* start ENTRIES PROVIDED *
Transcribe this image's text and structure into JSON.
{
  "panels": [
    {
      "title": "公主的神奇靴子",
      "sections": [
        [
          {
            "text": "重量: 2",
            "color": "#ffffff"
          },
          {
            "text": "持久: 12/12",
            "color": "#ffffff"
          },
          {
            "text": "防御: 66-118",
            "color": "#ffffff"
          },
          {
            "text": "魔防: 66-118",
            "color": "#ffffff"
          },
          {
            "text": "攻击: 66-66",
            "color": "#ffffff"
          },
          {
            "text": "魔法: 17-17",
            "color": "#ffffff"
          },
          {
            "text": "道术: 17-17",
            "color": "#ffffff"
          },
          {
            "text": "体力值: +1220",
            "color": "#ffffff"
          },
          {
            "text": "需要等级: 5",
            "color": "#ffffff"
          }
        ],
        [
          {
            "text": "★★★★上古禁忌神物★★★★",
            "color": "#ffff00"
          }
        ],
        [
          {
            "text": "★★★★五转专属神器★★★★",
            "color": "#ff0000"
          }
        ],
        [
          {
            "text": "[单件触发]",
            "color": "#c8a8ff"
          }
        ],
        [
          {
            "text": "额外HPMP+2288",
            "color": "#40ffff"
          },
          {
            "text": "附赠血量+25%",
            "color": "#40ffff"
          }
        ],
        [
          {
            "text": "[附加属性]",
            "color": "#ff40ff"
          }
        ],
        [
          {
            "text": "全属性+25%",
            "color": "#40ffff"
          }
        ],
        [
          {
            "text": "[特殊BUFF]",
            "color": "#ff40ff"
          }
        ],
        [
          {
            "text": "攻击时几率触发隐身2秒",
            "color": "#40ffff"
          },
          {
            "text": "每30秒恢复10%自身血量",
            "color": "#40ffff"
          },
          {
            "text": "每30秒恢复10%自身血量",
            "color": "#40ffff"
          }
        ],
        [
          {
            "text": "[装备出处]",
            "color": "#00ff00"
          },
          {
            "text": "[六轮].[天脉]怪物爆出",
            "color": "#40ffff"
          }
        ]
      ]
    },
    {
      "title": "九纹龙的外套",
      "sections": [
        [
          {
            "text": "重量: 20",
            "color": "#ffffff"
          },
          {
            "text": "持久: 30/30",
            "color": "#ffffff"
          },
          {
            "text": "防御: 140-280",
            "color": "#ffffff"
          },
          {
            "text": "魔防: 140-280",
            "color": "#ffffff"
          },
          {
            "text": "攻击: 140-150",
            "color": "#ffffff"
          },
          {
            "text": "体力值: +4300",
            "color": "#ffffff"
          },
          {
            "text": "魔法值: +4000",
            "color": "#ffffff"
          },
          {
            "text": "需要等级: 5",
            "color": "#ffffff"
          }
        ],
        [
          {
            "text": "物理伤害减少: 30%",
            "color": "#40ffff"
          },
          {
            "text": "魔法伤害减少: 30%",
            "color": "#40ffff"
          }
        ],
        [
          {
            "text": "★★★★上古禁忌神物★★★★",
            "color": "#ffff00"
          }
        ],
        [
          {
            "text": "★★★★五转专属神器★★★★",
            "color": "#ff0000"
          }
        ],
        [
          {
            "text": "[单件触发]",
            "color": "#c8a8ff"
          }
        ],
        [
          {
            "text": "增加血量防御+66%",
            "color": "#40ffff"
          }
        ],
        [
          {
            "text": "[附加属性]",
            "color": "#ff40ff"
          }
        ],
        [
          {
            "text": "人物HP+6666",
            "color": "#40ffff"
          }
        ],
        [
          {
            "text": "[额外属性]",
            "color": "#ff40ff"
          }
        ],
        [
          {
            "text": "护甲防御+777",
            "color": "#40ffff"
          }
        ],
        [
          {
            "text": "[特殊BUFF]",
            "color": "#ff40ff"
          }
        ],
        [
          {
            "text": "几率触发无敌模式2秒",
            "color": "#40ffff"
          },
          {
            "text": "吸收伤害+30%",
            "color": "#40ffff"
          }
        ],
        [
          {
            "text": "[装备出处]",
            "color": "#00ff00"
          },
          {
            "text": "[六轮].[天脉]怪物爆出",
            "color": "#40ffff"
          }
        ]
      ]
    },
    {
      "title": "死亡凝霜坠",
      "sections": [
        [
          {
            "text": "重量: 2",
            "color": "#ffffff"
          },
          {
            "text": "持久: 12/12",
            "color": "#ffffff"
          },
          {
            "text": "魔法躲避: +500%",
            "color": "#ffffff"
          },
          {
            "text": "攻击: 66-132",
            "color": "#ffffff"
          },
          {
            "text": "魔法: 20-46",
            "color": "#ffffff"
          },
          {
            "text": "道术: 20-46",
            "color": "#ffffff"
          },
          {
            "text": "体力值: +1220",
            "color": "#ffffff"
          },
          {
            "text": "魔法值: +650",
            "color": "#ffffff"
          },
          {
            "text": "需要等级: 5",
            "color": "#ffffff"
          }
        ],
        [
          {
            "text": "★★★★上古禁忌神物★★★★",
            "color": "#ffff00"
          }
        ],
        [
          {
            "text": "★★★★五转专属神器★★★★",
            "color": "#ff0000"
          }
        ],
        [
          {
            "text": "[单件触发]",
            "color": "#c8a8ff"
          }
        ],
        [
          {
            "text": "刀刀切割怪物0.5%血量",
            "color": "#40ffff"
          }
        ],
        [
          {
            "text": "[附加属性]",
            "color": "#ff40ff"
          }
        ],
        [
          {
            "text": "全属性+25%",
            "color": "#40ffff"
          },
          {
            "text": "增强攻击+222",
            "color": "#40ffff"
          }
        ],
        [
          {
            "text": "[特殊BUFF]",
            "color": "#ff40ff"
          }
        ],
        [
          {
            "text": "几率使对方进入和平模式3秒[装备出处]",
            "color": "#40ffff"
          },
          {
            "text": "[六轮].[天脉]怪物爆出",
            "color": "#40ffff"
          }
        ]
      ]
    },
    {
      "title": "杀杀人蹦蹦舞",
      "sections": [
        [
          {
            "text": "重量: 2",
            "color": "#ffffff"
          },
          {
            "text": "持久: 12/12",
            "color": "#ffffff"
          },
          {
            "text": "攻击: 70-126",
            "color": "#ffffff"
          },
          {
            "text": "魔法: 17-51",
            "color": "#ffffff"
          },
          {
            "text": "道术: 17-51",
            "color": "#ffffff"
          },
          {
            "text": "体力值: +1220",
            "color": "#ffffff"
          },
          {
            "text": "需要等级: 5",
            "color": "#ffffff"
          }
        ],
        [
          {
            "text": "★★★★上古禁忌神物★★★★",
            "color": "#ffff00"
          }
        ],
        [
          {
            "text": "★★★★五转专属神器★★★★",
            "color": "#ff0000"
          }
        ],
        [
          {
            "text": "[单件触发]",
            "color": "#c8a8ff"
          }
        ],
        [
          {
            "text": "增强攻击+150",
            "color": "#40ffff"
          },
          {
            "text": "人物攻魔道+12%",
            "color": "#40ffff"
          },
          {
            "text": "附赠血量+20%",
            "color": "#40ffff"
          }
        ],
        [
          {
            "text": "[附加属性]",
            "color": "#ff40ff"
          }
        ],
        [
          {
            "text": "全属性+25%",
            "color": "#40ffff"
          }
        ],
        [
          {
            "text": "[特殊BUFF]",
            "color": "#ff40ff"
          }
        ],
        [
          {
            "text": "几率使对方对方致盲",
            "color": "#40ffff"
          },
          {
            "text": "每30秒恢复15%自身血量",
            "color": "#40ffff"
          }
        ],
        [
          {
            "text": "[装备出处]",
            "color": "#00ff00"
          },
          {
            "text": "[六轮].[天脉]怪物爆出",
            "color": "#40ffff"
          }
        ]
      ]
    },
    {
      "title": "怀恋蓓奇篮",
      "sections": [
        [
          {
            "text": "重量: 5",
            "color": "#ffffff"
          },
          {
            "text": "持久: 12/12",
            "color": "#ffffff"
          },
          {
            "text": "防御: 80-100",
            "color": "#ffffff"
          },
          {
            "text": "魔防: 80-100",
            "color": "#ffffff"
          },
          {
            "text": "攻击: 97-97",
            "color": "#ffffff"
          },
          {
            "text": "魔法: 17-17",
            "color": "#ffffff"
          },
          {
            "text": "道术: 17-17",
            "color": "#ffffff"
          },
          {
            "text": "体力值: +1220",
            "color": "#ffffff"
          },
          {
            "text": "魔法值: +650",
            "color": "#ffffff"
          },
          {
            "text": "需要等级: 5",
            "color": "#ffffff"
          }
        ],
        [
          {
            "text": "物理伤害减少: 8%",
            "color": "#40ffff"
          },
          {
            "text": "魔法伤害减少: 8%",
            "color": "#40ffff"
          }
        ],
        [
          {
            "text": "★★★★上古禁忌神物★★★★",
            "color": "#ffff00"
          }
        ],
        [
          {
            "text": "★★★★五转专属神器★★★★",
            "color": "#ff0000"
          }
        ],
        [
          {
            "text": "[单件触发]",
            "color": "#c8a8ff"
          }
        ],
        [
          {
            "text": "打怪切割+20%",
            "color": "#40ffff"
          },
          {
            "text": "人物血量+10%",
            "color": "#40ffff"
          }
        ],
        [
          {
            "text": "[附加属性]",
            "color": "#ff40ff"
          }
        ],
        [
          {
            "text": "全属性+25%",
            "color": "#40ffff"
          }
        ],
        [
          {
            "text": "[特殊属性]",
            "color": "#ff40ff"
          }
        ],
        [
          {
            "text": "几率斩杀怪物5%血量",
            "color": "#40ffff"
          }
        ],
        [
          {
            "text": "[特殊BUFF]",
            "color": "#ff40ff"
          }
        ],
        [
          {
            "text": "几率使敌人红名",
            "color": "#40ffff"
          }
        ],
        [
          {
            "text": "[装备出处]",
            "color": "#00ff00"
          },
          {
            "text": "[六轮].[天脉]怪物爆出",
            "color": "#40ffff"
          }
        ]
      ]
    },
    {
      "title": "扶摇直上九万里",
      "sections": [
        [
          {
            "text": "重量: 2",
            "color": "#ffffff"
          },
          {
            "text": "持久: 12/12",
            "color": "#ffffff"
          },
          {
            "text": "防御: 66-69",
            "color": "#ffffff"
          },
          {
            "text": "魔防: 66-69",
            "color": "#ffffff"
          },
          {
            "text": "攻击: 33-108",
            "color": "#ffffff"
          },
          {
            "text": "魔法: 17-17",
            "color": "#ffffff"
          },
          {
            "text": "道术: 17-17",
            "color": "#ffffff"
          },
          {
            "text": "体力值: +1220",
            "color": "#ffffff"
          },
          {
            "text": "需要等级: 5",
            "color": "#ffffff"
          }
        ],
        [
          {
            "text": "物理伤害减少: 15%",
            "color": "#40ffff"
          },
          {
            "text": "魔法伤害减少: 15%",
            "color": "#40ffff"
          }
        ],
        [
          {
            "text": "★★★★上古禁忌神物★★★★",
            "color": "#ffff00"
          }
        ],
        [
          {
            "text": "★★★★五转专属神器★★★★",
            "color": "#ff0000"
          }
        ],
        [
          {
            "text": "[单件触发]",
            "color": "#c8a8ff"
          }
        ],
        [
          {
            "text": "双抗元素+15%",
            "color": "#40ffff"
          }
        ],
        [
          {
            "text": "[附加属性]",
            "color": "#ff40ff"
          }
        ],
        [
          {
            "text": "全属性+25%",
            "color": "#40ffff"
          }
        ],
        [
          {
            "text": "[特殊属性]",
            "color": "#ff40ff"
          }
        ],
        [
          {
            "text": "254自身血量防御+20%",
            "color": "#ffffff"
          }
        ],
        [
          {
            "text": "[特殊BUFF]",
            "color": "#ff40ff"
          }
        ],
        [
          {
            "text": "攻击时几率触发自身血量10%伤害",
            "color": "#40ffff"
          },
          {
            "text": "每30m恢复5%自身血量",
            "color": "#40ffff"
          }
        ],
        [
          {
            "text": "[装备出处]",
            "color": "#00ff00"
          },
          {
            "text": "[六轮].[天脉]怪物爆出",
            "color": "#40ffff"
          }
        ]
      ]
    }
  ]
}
* end ENTRIES PROVIDED *
Pull out and copy each line containing the string "物理伤害减少".

            "text": "物理伤害减少: 30%",
            "text": "物理伤害减少: 8%",
            "text": "物理伤害减少: 15%",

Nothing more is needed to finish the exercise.